▶ [Work to be completed]: Copy every line that holds "this".

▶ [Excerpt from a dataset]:

* * * * * * * * *

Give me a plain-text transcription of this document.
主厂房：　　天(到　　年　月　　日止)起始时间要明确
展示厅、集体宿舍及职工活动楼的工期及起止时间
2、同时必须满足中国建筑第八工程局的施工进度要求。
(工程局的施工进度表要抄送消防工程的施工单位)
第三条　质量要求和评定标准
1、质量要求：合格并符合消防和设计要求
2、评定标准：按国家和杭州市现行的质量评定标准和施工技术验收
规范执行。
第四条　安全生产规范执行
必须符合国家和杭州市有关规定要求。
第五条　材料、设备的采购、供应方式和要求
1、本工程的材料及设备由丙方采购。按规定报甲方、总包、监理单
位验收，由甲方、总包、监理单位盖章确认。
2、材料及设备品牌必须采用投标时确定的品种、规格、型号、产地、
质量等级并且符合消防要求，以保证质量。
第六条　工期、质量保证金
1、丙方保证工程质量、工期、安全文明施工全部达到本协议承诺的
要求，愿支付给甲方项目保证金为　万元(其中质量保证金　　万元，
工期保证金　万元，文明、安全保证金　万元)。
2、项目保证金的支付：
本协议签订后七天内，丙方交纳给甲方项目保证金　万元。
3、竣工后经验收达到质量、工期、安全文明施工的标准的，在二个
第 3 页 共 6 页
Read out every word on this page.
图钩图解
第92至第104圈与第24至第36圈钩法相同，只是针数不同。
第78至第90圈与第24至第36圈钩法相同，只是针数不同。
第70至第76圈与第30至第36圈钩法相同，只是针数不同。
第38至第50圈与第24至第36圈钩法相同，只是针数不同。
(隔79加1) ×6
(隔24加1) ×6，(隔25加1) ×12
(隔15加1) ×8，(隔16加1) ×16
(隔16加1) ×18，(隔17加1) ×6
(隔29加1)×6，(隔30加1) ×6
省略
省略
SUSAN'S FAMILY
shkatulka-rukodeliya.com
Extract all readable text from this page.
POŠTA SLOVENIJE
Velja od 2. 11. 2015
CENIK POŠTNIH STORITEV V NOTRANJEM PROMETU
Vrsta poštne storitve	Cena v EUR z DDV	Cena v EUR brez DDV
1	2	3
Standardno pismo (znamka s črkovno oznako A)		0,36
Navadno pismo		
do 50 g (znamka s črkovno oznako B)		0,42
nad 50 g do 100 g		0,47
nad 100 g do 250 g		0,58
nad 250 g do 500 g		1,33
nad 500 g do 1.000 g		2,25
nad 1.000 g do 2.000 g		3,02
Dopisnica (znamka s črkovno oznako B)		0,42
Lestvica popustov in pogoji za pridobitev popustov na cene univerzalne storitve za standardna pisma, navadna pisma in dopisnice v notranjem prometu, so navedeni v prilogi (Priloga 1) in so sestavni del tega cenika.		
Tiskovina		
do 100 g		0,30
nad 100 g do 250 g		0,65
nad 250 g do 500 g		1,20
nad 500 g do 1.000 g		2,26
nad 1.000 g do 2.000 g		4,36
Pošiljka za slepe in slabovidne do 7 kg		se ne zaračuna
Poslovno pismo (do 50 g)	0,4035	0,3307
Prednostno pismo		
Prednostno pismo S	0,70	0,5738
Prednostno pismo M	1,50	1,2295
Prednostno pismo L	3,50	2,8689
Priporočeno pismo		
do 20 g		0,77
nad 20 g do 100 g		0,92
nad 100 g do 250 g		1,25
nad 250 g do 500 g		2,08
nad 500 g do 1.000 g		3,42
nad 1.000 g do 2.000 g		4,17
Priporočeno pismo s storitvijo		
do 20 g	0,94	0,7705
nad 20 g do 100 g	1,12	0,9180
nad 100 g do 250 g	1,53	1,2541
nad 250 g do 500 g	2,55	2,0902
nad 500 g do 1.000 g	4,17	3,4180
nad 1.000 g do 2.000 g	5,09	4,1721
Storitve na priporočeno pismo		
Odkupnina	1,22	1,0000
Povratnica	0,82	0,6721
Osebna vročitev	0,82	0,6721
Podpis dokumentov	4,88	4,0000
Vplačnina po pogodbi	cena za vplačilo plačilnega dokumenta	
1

* * * * * * * * *

▶ [Task solution]:
Give me a plain-text transcription of this document.
Read out every word on this page.
Extract all readable text from this page.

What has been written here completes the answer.